Problem requirements: Show each line of the data below that has the string "with" in it.

--- start of Stored rows ---

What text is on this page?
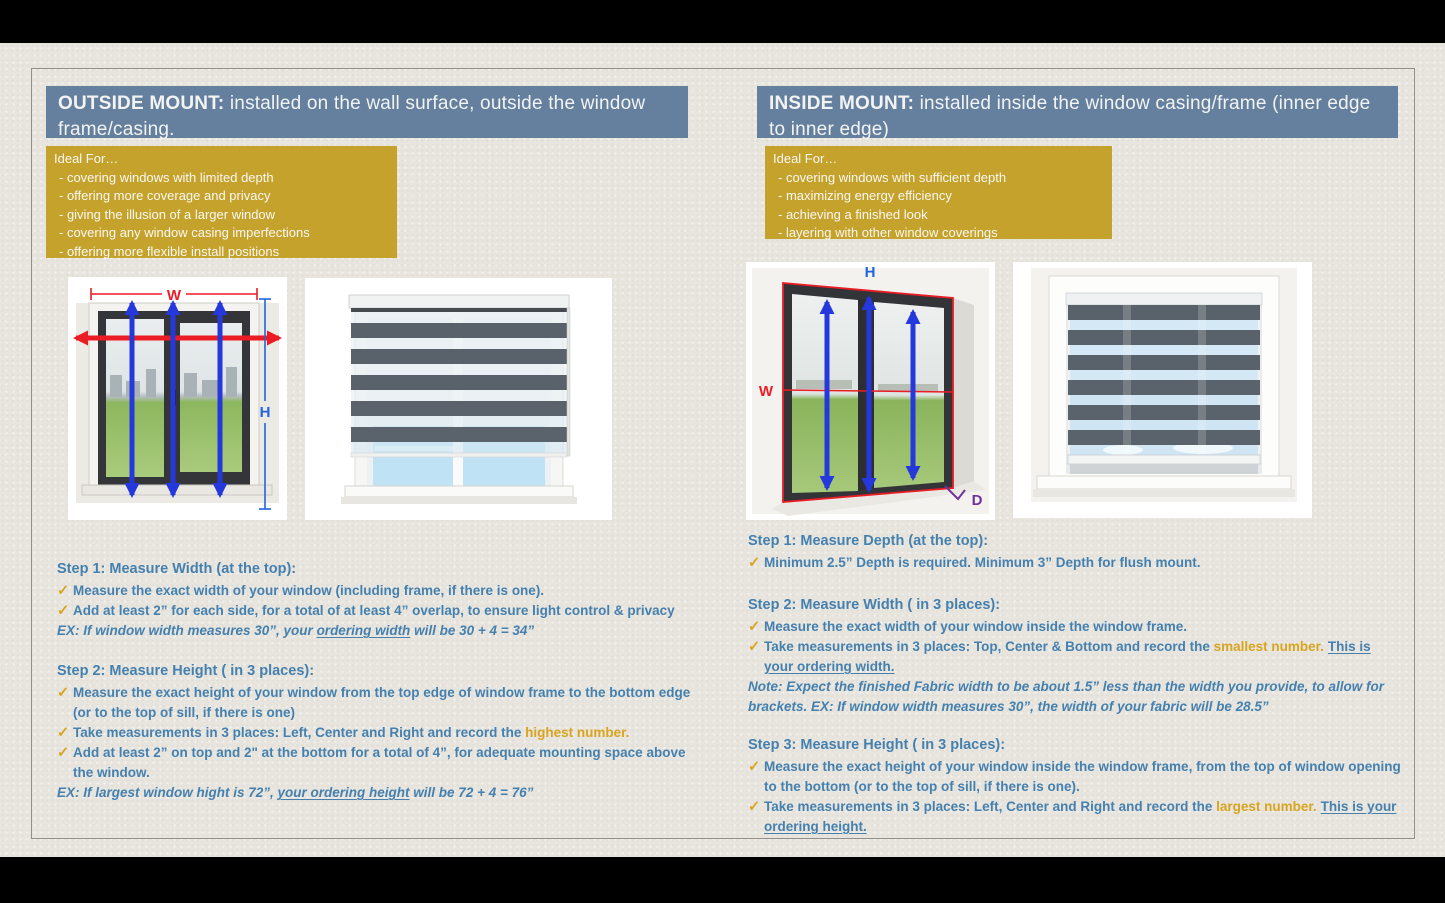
OUTSIDE MOUNT: installed on the wall surface, outside the window frame/casing.
Ideal For…
- covering windows with limited depth
- offering more coverage and privacy
- giving the illusion of a larger window
- covering any window casing imperfections
- offering more flexible install positions
W
H
Step 1: Measure Width (at the top):
✓ Measure the exact width of your window (including frame, if there is one).
✓ Add at least 2” for each side, for a total of at least 4” overlap, to ensure light control & privacy
EX: If window width measures 30”, your ordering width will be 30 + 4 = 34”
Step 2: Measure Height ( in 3 places):
✓ Measure the exact height of your window from the top edge of window frame to the bottom edge (or to the top of sill, if there is one)
✓ Take measurements in 3 places: Left, Center and Right and record the highest number.
✓ Add at least 2” on top and 2" at the bottom for a total of 4”, for adequate mounting space above the window.
EX: If largest window hight is 72”, your ordering height will be 72 + 4 = 76”
INSIDE MOUNT: installed inside the window casing/frame (inner edge to inner edge)
Ideal For…
- covering windows with sufficient depth
- maximizing energy efficiency
- achieving a finished look
- layering with other window coverings
W
H
D
Step 1: Measure Depth (at the top):
✓ Minimum 2.5” Depth is required. Minimum 3” Depth for flush mount.
Step 2: Measure Width ( in 3 places):
✓ Measure the exact width of your window inside the window frame.
✓ Take measurements in 3 places: Top, Center & Bottom and record the smallest number. This is your ordering width.
Note: Expect the finished Fabric width to be about 1.5” less than the width you provide, to allow for brackets. EX: If window width measures 30”, the width of your fabric will be 28.5”
Step 3: Measure Height ( in 3 places):
✓ Measure the exact height of your window inside the window frame, from the top of window opening to the bottom (or to the top of sill, if there is one).
✓ Take measurements in 3 places: Left, Center and Right and record the largest number. This is your ordering height.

--- end of Stored rows ---

Expected answer:
- covering windows with limited depth
- covering windows with sufficient depth
- layering with other window coverings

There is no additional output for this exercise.